## STATED GOAL:
How many of the lines below include "بیمۂ"? Give the number and no other words.

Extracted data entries
## Start
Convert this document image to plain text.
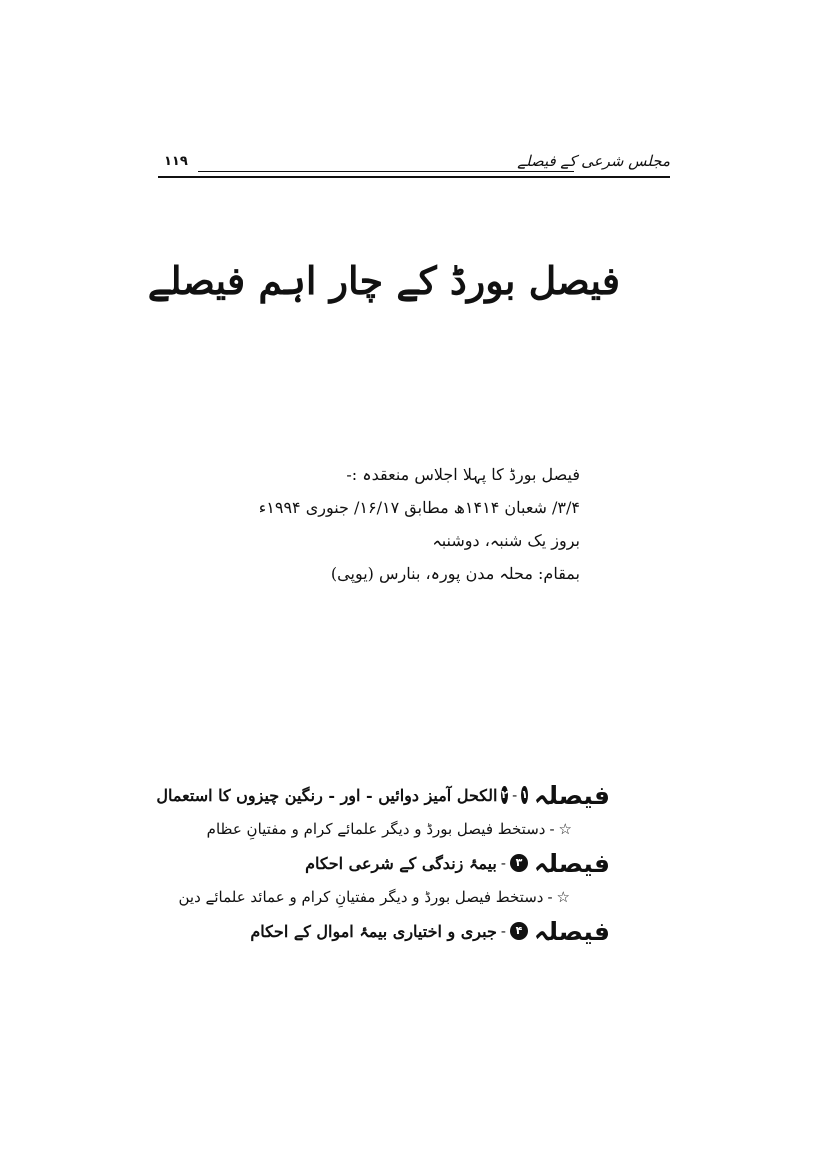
۱۱۹	مجلس شرعی کے فیصلے
فیصل بورڈ کے چار اہم فیصلے
فیصل بورڈ کا پہلا اجلاس منعقدہ :-
۳/۴/ شعبان ۱۴۱۴ھ مطابق ۱۶/۱۷/ جنوری ۱۹۹۴ء
بروز یک شنبہ، دوشنبہ
بمقام: محلہ مدن پورہ، بنارس (یوپی)
فیصلہ
۱
-
۲
الکحل آمیز دوائیں - اور - رنگین چیزوں کا استعمال
☆
-
دستخط فیصل بورڈ و دیگر علمائے کرام و مفتیانِ عظام
فیصلہ
۳
-
بیمۂ زندگی کے شرعی احکام
☆
-
دستخط فیصل بورڈ و دیگر مفتیانِ کرام و عمائد علمائے دین
فیصلہ
۴
-
جبری و اختیاری بیمۂ اموال کے احکام
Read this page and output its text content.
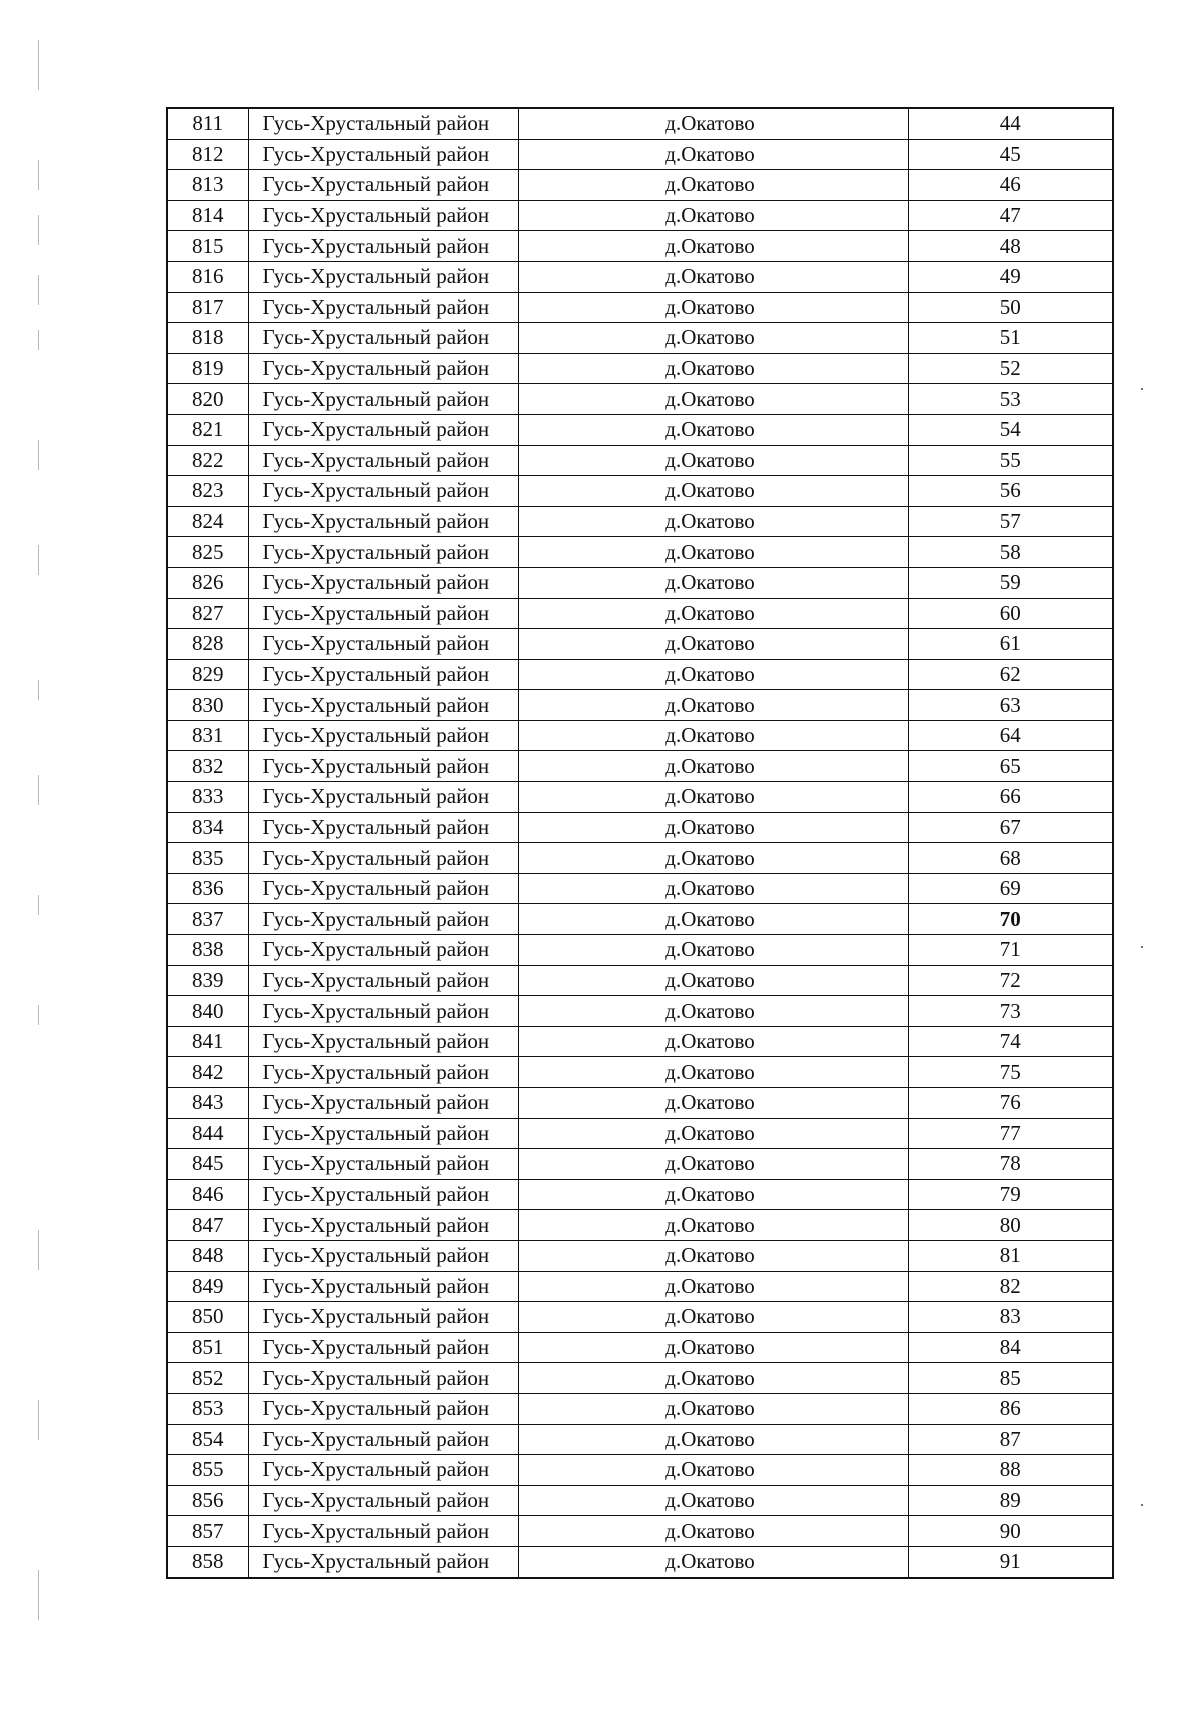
811	Гусь-Хрустальный район	д.Окатово	44
812	Гусь-Хрустальный район	д.Окатово	45
813	Гусь-Хрустальный район	д.Окатово	46
814	Гусь-Хрустальный район	д.Окатово	47
815	Гусь-Хрустальный район	д.Окатово	48
816	Гусь-Хрустальный район	д.Окатово	49
817	Гусь-Хрустальный район	д.Окатово	50
818	Гусь-Хрустальный район	д.Окатово	51
819	Гусь-Хрустальный район	д.Окатово	52
820	Гусь-Хрустальный район	д.Окатово	53
821	Гусь-Хрустальный район	д.Окатово	54
822	Гусь-Хрустальный район	д.Окатово	55
823	Гусь-Хрустальный район	д.Окатово	56
824	Гусь-Хрустальный район	д.Окатово	57
825	Гусь-Хрустальный район	д.Окатово	58
826	Гусь-Хрустальный район	д.Окатово	59
827	Гусь-Хрустальный район	д.Окатово	60
828	Гусь-Хрустальный район	д.Окатово	61
829	Гусь-Хрустальный район	д.Окатово	62
830	Гусь-Хрустальный район	д.Окатово	63
831	Гусь-Хрустальный район	д.Окатово	64
832	Гусь-Хрустальный район	д.Окатово	65
833	Гусь-Хрустальный район	д.Окатово	66
834	Гусь-Хрустальный район	д.Окатово	67
835	Гусь-Хрустальный район	д.Окатово	68
836	Гусь-Хрустальный район	д.Окатово	69
837	Гусь-Хрустальный район	д.Окатово	70
838	Гусь-Хрустальный район	д.Окатово	71
839	Гусь-Хрустальный район	д.Окатово	72
840	Гусь-Хрустальный район	д.Окатово	73
841	Гусь-Хрустальный район	д.Окатово	74
842	Гусь-Хрустальный район	д.Окатово	75
843	Гусь-Хрустальный район	д.Окатово	76
844	Гусь-Хрустальный район	д.Окатово	77
845	Гусь-Хрустальный район	д.Окатово	78
846	Гусь-Хрустальный район	д.Окатово	79
847	Гусь-Хрустальный район	д.Окатово	80
848	Гусь-Хрустальный район	д.Окатово	81
849	Гусь-Хрустальный район	д.Окатово	82
850	Гусь-Хрустальный район	д.Окатово	83
851	Гусь-Хрустальный район	д.Окатово	84
852	Гусь-Хрустальный район	д.Окатово	85
853	Гусь-Хрустальный район	д.Окатово	86
854	Гусь-Хрустальный район	д.Окатово	87
855	Гусь-Хрустальный район	д.Окатово	88
856	Гусь-Хрустальный район	д.Окатово	89
857	Гусь-Хрустальный район	д.Окатово	90
858	Гусь-Хрустальный район	д.Окатово	91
## End
## RESULT OF THIS EXERCISE:
2